Excerpted passage ->
+-------+

Javascript RegExp non-capturing groups


I am writing a set of RegExps to translate a CSS selector into arrays of ids and classes.

For example, I would like '#foo#bar' to return ['foo', 'bar'].

I have been trying to achieve this with

"#foo#bar".match(/((?:#)[a-zA-Z0-9\-_]*)/g)

but it returns ['#foo', '#bar'], when the non-capturing prefix ?: should ignore the # character.

Is there a better solution than slicing each one of the returned strings?

You could use .replace() or .exec() in a loop to build an Array.

With .replace():

var arr = [];
"#foo#bar".replace(/#([a-zA-Z0-9\-_]*)/g, function(s, g1) {
                                               arr.push(g1);
                                          });

With .exec():

var arr = [],
    s = "#foo#bar",
    re = /#([a-zA-Z0-9\-_]*)/g,
    item;

while (item = re.exec(s))
    arr.push(item[1]);

It matches #foo and #bar because the outer group (#1) is capturing. The inner group (#2) is not, but that' probably not what you are checking.

If you were not using global matching mode, an immediate fix would be to use (/(?:#)([a-zA-Z0-9\-_]*)/ instead.

With global matching mode the result cannot be had in just one line because match behaves differently. Using regular expression only (i.e. no string operations) you would need to do it this way:

var re = /(?:#)([a-zA-Z0-9\-_]*)/g;
var matches = [], match;
while (match = re.exec("#foo#bar")) {
    matches.push(match[1]);
}

See it in action.


I'm not sure if you can do that using match(), but you can do it by using the RegExp's exec() method:

var pattern = new RegExp('#([a-zA-Z0-9\-_]+)', 'g');
var matches, ids = [];

while (matches = pattern.exec('#foo#bar')) {
    ids.push( matches[1] ); // -> 'foo' and then 'bar'
}

Unfortunately there is no lookbehind assertion in Javascript RegExp, otherwise you could do this:

/(?<=#)[a-zA-Z0-9\-_]*/g

Other than it being added to some new version of Javascript, I think using the split post processing is your best bet.


You can use a negative lookahead assertion:

"#foo#bar".match(/(?!#)[a-zA-Z0-9\-_]+/g);  // ["foo", "bar"]

The lookbehind assertion mentioned some years ago by mVChr is added in ECMAScript 2018. This will allow you to do this:

'#foo#bar'.match(/(?<=#)[a-zA-Z0-9\-_]*/g) (returns ["foo", "bar"])

+-------+

Things to do ->
**A)** Please summarize the thread on JavaScript non-capturing groups in two sentences.
**B)** Reproduce the thread on JavaScript non-capturing groups word for word, from "I have been" up to and including "build an Array.".

Material provided ->
+-------+

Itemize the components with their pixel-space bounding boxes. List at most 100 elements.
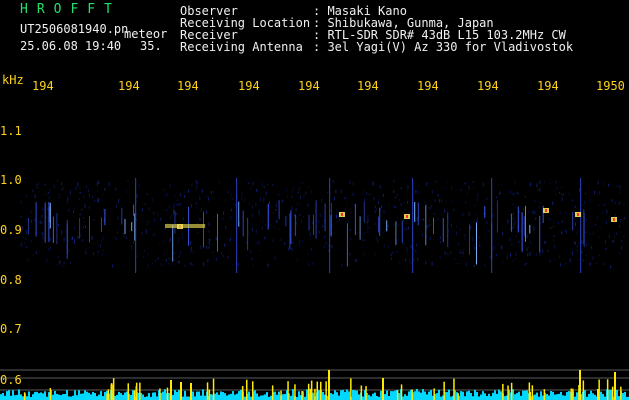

+-------+

Full solutions ->
**A)** A poster wants '#foo#bar' to yield ['foo', 'bar'], but a match() call with a non-capturing group returns ['#foo', '#bar'] because the outer group is capturing. Replies suggest collecting the captured group with replace() or with exec() in a loop, using a negative lookahead with match(), or using the lookbehind assertion added in ECMAScript 2018.

**B)**
I have been trying to achieve this with

"#foo#bar".match(/((?:#)[a-zA-Z0-9\-_]*)/g)

but it returns ['#foo', '#bar'], when the non-capturing prefix ?: should ignore the # character.

Is there a better solution than slicing each one of the returned strings?

You could use .replace() or .exec() in a loop to build an Array.